- **Problem details**
Write the number of lines holding the word "head", and nothing else.

╭─ Material shown

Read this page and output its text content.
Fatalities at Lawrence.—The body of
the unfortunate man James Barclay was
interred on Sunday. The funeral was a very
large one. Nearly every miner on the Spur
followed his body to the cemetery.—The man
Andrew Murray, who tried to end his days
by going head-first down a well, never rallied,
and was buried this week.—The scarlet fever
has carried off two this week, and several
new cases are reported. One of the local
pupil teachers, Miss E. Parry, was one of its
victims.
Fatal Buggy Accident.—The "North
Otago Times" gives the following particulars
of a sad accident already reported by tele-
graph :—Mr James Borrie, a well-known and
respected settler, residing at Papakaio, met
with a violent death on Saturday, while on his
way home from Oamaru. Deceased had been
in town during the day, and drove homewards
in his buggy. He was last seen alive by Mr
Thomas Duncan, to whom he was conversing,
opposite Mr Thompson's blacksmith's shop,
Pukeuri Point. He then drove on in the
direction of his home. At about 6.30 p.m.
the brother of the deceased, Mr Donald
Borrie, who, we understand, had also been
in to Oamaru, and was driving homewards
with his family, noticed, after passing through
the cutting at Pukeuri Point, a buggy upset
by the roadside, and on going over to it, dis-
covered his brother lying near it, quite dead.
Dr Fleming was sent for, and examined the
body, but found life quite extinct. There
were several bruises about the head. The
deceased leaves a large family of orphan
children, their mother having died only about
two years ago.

╰─

- **Response to the exercise**
2